* [Exercise]
Check each line of the entries below for the string "веществами"; copy every line where it appears.

* [The records]
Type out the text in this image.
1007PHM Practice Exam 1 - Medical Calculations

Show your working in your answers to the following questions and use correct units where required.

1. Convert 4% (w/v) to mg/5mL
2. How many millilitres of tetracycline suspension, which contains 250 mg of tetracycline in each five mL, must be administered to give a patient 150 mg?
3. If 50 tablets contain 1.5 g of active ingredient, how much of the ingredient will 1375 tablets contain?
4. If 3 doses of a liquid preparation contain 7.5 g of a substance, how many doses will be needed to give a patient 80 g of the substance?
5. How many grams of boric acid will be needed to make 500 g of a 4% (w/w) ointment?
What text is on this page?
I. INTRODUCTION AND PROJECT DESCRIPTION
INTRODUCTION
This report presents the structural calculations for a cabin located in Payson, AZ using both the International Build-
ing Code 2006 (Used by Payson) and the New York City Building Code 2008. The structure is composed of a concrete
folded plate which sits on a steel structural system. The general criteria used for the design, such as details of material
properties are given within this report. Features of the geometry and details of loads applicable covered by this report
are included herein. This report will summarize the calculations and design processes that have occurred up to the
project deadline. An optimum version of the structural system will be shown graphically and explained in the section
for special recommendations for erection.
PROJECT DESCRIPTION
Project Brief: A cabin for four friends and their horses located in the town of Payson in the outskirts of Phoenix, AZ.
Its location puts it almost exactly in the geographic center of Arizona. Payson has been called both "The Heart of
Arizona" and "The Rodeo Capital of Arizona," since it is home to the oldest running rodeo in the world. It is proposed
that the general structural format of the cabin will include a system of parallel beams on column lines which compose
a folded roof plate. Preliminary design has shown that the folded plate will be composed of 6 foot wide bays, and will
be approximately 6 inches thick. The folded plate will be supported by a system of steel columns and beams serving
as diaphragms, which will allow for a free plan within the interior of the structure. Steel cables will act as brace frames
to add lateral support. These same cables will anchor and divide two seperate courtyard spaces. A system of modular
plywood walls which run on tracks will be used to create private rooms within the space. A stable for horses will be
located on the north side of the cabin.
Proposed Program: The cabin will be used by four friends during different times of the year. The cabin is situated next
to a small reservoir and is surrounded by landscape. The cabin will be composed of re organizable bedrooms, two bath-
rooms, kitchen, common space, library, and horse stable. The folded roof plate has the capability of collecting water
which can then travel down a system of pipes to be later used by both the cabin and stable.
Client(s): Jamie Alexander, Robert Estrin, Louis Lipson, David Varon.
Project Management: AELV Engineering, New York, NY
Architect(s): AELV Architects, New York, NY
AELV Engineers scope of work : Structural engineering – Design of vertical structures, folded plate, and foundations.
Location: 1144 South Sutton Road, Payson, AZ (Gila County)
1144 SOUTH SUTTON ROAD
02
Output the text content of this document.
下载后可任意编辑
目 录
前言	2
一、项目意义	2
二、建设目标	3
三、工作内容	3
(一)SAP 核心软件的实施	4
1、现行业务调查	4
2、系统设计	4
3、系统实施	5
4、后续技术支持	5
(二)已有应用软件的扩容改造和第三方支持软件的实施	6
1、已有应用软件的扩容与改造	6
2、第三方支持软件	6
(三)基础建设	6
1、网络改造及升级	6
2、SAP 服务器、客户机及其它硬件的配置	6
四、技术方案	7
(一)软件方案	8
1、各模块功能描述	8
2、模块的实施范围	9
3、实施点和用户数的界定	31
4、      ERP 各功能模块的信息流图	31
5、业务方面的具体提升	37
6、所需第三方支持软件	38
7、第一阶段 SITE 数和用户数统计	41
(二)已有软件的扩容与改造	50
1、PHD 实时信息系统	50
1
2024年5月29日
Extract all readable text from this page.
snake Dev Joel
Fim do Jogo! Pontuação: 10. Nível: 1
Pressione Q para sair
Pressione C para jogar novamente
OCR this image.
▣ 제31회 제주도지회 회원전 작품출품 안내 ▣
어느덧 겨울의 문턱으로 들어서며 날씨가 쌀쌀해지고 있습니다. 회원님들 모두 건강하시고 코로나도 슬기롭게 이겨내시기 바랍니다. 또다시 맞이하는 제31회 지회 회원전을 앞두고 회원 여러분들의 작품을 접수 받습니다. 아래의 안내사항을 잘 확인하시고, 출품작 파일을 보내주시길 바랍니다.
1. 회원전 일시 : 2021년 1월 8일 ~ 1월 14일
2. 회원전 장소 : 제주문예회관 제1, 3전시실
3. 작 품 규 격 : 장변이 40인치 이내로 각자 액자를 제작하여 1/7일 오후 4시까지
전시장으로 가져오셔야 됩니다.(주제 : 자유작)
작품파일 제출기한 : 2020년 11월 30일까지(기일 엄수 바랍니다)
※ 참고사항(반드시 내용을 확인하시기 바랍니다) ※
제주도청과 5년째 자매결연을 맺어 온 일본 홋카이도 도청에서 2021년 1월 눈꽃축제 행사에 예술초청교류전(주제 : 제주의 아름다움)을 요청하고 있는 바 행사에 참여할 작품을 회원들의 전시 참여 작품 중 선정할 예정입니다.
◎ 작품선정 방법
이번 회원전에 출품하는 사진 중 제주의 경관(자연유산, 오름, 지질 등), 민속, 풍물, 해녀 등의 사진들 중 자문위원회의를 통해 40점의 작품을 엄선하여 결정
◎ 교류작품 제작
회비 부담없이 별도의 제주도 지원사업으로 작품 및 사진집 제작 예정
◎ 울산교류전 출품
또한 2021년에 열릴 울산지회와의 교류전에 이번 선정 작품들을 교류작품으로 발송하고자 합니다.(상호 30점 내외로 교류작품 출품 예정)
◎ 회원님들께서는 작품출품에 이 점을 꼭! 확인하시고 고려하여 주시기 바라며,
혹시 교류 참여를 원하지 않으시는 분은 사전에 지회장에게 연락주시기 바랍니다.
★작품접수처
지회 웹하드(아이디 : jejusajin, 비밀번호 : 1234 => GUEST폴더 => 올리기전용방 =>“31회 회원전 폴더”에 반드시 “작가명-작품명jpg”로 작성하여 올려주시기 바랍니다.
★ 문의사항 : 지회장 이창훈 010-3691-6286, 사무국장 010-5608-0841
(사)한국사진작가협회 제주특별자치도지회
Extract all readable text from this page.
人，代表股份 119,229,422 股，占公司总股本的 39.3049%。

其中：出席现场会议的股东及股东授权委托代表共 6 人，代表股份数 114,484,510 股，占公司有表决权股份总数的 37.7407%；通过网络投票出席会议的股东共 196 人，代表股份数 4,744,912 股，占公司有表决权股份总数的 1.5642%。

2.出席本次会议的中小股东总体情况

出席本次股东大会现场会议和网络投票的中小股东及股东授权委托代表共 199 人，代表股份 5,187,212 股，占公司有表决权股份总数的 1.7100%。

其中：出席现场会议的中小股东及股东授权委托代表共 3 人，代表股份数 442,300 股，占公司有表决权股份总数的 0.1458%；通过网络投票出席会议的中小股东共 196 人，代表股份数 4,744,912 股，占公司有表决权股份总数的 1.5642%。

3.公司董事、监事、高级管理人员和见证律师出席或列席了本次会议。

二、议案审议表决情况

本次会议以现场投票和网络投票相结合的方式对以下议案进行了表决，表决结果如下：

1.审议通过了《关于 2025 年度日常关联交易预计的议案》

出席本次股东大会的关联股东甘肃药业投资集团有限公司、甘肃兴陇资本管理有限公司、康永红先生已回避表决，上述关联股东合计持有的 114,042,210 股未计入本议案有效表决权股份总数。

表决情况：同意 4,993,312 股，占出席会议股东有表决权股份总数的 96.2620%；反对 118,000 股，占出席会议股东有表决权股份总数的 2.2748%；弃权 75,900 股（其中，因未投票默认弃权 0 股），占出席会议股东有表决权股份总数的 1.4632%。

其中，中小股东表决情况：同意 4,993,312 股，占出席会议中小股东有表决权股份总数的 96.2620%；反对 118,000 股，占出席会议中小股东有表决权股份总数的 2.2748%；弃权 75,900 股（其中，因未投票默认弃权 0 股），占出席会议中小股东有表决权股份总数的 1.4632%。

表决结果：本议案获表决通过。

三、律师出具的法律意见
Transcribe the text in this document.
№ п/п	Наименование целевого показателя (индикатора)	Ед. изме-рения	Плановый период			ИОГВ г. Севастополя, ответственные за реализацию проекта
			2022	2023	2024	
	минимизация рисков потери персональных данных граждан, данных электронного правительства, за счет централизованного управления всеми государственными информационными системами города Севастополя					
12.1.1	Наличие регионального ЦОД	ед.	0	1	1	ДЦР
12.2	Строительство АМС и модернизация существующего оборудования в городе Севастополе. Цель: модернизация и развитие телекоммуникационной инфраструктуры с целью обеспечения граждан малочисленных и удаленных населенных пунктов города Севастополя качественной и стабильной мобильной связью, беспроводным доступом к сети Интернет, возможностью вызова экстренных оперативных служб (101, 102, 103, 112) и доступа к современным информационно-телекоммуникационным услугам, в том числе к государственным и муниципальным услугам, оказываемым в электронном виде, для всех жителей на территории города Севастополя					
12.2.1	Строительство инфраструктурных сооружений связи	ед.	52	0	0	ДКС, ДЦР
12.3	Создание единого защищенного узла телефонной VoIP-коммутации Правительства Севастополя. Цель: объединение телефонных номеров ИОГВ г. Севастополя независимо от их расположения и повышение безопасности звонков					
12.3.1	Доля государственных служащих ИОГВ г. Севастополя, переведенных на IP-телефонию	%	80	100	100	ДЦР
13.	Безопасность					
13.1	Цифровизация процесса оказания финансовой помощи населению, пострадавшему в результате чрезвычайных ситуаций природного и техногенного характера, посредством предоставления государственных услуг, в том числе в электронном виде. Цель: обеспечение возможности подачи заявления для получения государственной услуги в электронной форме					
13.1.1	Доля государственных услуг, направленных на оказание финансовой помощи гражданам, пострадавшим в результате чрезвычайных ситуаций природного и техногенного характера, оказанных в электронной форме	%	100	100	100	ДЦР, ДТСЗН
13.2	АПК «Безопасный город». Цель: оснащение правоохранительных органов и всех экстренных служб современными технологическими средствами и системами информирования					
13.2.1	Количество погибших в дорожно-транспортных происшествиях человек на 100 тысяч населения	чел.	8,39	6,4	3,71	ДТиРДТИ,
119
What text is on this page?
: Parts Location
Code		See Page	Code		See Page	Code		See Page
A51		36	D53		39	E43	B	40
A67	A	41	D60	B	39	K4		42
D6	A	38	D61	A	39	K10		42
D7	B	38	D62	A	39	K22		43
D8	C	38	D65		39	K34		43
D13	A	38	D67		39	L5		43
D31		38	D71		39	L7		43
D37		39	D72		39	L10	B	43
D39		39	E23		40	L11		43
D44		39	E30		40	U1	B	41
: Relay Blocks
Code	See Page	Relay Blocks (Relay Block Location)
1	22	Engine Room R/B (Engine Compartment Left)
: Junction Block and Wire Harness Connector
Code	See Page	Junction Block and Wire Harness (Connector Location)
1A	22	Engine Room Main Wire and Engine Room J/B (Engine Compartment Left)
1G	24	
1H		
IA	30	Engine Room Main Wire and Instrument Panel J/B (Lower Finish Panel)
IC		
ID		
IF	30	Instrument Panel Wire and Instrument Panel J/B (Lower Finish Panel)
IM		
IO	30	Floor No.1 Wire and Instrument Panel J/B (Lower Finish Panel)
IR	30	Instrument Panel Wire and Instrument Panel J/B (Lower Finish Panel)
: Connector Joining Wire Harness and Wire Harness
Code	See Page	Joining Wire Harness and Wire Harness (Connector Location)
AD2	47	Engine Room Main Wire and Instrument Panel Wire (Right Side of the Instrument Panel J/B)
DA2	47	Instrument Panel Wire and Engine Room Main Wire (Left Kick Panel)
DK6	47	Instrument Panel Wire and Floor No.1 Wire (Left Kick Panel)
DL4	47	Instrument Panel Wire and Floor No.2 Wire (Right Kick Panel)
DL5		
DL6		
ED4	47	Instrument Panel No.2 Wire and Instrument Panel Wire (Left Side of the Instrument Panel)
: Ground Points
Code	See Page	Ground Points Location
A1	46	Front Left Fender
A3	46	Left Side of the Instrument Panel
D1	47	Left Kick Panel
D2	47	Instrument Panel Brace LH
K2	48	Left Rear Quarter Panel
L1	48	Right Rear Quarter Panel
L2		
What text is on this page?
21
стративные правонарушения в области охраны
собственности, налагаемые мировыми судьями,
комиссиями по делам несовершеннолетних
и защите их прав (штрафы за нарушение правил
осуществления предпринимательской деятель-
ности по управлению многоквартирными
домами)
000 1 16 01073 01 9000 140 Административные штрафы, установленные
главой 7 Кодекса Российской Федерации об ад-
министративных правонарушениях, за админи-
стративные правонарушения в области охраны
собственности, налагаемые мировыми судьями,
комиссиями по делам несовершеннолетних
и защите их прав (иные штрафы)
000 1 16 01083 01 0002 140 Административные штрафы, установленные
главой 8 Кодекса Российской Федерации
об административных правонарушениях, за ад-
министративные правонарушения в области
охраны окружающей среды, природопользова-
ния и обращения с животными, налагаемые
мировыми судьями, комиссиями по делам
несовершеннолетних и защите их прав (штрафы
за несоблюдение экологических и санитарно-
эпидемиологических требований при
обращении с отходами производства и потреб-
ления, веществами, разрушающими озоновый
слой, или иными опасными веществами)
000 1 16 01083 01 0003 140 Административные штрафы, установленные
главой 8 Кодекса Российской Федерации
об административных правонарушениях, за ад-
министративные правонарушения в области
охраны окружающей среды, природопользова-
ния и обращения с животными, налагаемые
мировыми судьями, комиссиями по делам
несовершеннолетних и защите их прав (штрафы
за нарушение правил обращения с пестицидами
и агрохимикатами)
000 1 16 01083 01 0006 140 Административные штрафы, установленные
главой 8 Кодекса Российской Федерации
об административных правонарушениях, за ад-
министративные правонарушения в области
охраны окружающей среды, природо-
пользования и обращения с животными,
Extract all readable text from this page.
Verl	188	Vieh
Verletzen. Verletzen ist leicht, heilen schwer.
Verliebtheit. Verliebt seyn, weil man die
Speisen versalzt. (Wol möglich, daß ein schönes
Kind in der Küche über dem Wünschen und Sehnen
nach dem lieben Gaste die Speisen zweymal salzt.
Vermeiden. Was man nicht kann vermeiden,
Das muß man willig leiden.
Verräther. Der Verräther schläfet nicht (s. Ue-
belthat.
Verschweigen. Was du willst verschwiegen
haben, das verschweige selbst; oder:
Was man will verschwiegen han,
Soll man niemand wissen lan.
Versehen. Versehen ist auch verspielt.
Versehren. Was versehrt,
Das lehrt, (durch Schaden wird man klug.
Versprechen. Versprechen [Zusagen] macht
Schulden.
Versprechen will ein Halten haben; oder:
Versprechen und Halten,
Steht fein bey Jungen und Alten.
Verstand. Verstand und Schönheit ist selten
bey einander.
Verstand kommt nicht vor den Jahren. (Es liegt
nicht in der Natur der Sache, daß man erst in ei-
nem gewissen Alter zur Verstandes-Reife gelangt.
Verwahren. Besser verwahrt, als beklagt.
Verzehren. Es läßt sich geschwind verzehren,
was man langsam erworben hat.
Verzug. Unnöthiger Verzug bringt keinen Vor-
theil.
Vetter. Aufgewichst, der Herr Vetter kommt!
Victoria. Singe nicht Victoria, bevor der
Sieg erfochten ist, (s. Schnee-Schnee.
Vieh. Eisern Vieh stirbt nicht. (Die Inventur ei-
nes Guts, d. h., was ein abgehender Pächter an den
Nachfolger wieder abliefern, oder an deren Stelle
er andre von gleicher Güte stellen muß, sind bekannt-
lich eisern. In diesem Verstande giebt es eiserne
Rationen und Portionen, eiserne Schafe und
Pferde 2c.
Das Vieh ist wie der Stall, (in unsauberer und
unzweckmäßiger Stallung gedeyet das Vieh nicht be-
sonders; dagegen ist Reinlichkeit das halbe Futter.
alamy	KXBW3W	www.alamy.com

* [Task solution]
ления, веществами, разрушающими озоновый
слой, или иными опасными веществами)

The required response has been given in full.